** Start **

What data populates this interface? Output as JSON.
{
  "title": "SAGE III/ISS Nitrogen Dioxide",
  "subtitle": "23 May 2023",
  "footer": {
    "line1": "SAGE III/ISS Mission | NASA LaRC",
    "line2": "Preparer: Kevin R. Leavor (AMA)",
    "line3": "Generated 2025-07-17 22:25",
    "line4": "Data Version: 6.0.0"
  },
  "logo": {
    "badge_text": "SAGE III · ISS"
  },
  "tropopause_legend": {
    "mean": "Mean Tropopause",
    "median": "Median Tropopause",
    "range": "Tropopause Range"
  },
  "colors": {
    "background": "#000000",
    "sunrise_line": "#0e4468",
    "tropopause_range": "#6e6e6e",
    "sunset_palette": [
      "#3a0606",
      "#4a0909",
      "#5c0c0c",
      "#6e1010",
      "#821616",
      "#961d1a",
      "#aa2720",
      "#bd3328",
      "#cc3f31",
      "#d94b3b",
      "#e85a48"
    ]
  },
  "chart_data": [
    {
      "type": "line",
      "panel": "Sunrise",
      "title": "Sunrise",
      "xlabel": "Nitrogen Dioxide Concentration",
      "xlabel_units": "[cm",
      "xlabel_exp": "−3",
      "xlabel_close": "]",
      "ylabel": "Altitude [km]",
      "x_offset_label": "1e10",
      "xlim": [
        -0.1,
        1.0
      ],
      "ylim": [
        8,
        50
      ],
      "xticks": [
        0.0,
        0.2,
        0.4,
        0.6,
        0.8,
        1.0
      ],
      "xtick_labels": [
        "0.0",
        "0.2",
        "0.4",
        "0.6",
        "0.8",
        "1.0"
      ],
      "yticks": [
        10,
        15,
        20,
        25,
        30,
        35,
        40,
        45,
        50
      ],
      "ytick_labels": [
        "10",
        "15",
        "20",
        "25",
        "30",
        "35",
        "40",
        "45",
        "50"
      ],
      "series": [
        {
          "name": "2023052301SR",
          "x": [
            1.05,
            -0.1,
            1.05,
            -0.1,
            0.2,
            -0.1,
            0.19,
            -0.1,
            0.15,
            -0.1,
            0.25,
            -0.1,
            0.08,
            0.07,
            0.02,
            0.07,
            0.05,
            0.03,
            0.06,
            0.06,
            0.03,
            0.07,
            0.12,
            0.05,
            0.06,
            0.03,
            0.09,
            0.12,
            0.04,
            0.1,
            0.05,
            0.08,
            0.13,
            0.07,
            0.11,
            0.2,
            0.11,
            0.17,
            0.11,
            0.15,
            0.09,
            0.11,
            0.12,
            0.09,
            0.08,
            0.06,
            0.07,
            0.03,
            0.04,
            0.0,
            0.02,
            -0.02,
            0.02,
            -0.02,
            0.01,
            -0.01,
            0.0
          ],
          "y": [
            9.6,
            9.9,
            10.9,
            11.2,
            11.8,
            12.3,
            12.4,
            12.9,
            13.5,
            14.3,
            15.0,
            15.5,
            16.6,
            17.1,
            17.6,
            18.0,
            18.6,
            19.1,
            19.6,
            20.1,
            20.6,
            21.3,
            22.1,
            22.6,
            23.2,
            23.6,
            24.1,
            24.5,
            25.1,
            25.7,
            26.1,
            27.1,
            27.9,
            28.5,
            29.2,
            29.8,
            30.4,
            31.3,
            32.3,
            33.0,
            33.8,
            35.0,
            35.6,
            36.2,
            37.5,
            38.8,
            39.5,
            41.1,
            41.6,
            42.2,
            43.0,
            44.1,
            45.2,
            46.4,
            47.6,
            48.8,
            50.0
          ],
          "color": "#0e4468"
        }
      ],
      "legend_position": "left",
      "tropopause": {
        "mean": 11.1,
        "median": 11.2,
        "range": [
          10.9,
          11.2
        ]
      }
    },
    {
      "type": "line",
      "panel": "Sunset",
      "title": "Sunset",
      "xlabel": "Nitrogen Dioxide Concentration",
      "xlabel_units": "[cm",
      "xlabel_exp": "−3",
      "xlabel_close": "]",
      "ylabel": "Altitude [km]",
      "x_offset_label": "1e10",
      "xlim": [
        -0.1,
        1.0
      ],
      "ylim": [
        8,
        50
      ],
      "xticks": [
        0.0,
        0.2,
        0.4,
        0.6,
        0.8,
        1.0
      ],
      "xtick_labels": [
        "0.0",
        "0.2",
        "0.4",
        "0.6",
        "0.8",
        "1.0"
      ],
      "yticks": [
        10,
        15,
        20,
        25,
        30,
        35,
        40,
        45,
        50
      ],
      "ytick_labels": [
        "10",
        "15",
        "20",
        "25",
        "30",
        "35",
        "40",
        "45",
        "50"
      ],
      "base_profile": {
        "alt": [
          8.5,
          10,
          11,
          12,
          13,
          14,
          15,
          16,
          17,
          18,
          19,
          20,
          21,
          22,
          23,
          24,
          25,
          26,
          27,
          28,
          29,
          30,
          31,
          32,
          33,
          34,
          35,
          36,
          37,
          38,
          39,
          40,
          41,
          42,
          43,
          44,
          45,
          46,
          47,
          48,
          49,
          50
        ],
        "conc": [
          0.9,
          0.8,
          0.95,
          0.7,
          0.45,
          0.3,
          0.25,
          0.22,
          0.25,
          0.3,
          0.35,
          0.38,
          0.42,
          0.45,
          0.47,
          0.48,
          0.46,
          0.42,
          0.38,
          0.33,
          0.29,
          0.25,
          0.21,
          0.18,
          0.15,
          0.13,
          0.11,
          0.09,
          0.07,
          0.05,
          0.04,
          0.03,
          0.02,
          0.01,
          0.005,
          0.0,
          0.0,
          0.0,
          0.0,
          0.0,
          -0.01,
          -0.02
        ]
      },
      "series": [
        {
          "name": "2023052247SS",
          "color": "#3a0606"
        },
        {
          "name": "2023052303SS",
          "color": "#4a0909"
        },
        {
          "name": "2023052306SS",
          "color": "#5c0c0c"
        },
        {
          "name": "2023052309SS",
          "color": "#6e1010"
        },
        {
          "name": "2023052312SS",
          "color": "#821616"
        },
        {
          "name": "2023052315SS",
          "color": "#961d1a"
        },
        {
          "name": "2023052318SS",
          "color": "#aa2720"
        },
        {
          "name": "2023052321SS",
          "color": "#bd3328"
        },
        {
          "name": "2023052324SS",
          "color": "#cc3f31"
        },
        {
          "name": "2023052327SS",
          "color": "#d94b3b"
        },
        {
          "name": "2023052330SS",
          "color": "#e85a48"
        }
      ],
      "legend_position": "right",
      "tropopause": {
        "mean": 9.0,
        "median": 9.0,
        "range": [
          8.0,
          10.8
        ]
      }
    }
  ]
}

** End **

▶ Your task
Reproduce all data above, unchanged.

▶ Answer
What data populates this interface? Output as JSON.
{
  "title": "SAGE III/ISS Nitrogen Dioxide",
  "subtitle": "23 May 2023",
  "footer": {
    "line1": "SAGE III/ISS Mission | NASA LaRC",
    "line2": "Preparer: Kevin R. Leavor (AMA)",
    "line3": "Generated 2025-07-17 22:25",
    "line4": "Data Version: 6.0.0"
  },
  "logo": {
    "badge_text": "SAGE III · ISS"
  },
  "tropopause_legend": {
    "mean": "Mean Tropopause",
    "median": "Median Tropopause",
    "range": "Tropopause Range"
  },
  "colors": {
    "background": "#000000",
    "sunrise_line": "#0e4468",
    "tropopause_range": "#6e6e6e",
    "sunset_palette": [
      "#3a0606",
      "#4a0909",
      "#5c0c0c",
      "#6e1010",
      "#821616",
      "#961d1a",
      "#aa2720",
      "#bd3328",
      "#cc3f31",
      "#d94b3b",
      "#e85a48"
    ]
  },
  "chart_data": [
    {
      "type": "line",
      "panel": "Sunrise",
      "title": "Sunrise",
      "xlabel": "Nitrogen Dioxide Concentration",
      "xlabel_units": "[cm",
      "xlabel_exp": "−3",
      "xlabel_close": "]",
      "ylabel": "Altitude [km]",
      "x_offset_label": "1e10",
      "xlim": [
        -0.1,
        1.0
      ],
      "ylim": [
        8,
        50
      ],
      "xticks": [
        0.0,
        0.2,
        0.4,
        0.6,
        0.8,
        1.0
      ],
      "xtick_labels": [
        "0.0",
        "0.2",
        "0.4",
        "0.6",
        "0.8",
        "1.0"
      ],
      "yticks": [
        10,
        15,
        20,
        25,
        30,
        35,
        40,
        45,
        50
      ],
      "ytick_labels": [
        "10",
        "15",
        "20",
        "25",
        "30",
        "35",
        "40",
        "45",
        "50"
      ],
      "series": [
        {
          "name": "2023052301SR",
          "x": [
            1.05,
            -0.1,
            1.05,
            -0.1,
            0.2,
            -0.1,
            0.19,
            -0.1,
            0.15,
            -0.1,
            0.25,
            -0.1,
            0.08,
            0.07,
            0.02,
            0.07,
            0.05,
            0.03,
            0.06,
            0.06,
            0.03,
            0.07,
            0.12,
            0.05,
            0.06,
            0.03,
            0.09,
            0.12,
            0.04,
            0.1,
            0.05,
            0.08,
            0.13,
            0.07,
            0.11,
            0.2,
            0.11,
            0.17,
            0.11,
            0.15,
            0.09,
            0.11,
            0.12,
            0.09,
            0.08,
            0.06,
            0.07,
            0.03,
            0.04,
            0.0,
            0.02,
            -0.02,
            0.02,
            -0.02,
            0.01,
            -0.01,
            0.0
          ],
          "y": [
            9.6,
            9.9,
            10.9,
            11.2,
            11.8,
            12.3,
            12.4,
            12.9,
            13.5,
            14.3,
            15.0,
            15.5,
            16.6,
            17.1,
            17.6,
            18.0,
            18.6,
            19.1,
            19.6,
            20.1,
            20.6,
            21.3,
            22.1,
            22.6,
            23.2,
            23.6,
            24.1,
            24.5,
            25.1,
            25.7,
            26.1,
            27.1,
            27.9,
            28.5,
            29.2,
            29.8,
            30.4,
            31.3,
            32.3,
            33.0,
            33.8,
            35.0,
            35.6,
            36.2,
            37.5,
            38.8,
            39.5,
            41.1,
            41.6,
            42.2,
            43.0,
            44.1,
            45.2,
            46.4,
            47.6,
            48.8,
            50.0
          ],
          "color": "#0e4468"
        }
      ],
      "legend_position": "left",
      "tropopause": {
        "mean": 11.1,
        "median": 11.2,
        "range": [
          10.9,
          11.2
        ]
      }
    },
    {
      "type": "line",
      "panel": "Sunset",
      "title": "Sunset",
      "xlabel": "Nitrogen Dioxide Concentration",
      "xlabel_units": "[cm",
      "xlabel_exp": "−3",
      "xlabel_close": "]",
      "ylabel": "Altitude [km]",
      "x_offset_label": "1e10",
      "xlim": [
        -0.1,
        1.0
      ],
      "ylim": [
        8,
        50
      ],
      "xticks": [
        0.0,
        0.2,
        0.4,
        0.6,
        0.8,
        1.0
      ],
      "xtick_labels": [
        "0.0",
        "0.2",
        "0.4",
        "0.6",
        "0.8",
        "1.0"
      ],
      "yticks": [
        10,
        15,
        20,
        25,
        30,
        35,
        40,
        45,
        50
      ],
      "ytick_labels": [
        "10",
        "15",
        "20",
        "25",
        "30",
        "35",
        "40",
        "45",
        "50"
      ],
      "base_profile": {
        "alt": [
          8.5,
          10,
          11,
          12,
          13,
          14,
          15,
          16,
          17,
          18,
          19,
          20,
          21,
          22,
          23,
          24,
          25,
          26,
          27,
          28,
          29,
          30,
          31,
          32,
          33,
          34,
          35,
          36,
          37,
          38,
          39,
          40,
          41,
          42,
          43,
          44,
          45,
          46,
          47,
          48,
          49,
          50
        ],
        "conc": [
          0.9,
          0.8,
          0.95,
          0.7,
          0.45,
          0.3,
          0.25,
          0.22,
          0.25,
          0.3,
          0.35,
          0.38,
          0.42,
          0.45,
          0.47,
          0.48,
          0.46,
          0.42,
          0.38,
          0.33,
          0.29,
          0.25,
          0.21,
          0.18,
          0.15,
          0.13,
          0.11,
          0.09,
          0.07,
          0.05,
          0.04,
          0.03,
          0.02,
          0.01,
          0.005,
          0.0,
          0.0,
          0.0,
          0.0,
          0.0,
          -0.01,
          -0.02
        ]
      },
      "series": [
        {
          "name": "2023052247SS",
          "color": "#3a0606"
        },
        {
          "name": "2023052303SS",
          "color": "#4a0909"
        },
        {
          "name": "2023052306SS",
          "color": "#5c0c0c"
        },
        {
          "name": "2023052309SS",
          "color": "#6e1010"
        },
        {
          "name": "2023052312SS",
          "color": "#821616"
        },
        {
          "name": "2023052315SS",
          "color": "#961d1a"
        },
        {
          "name": "2023052318SS",
          "color": "#aa2720"
        },
        {
          "name": "2023052321SS",
          "color": "#bd3328"
        },
        {
          "name": "2023052324SS",
          "color": "#cc3f31"
        },
        {
          "name": "2023052327SS",
          "color": "#d94b3b"
        },
        {
          "name": "2023052330SS",
          "color": "#e85a48"
        }
      ],
      "legend_position": "right",
      "tropopause": {
        "mean": 9.0,
        "median": 9.0,
        "range": [
          8.0,
          10.8
        ]
      }
    }
  ]
}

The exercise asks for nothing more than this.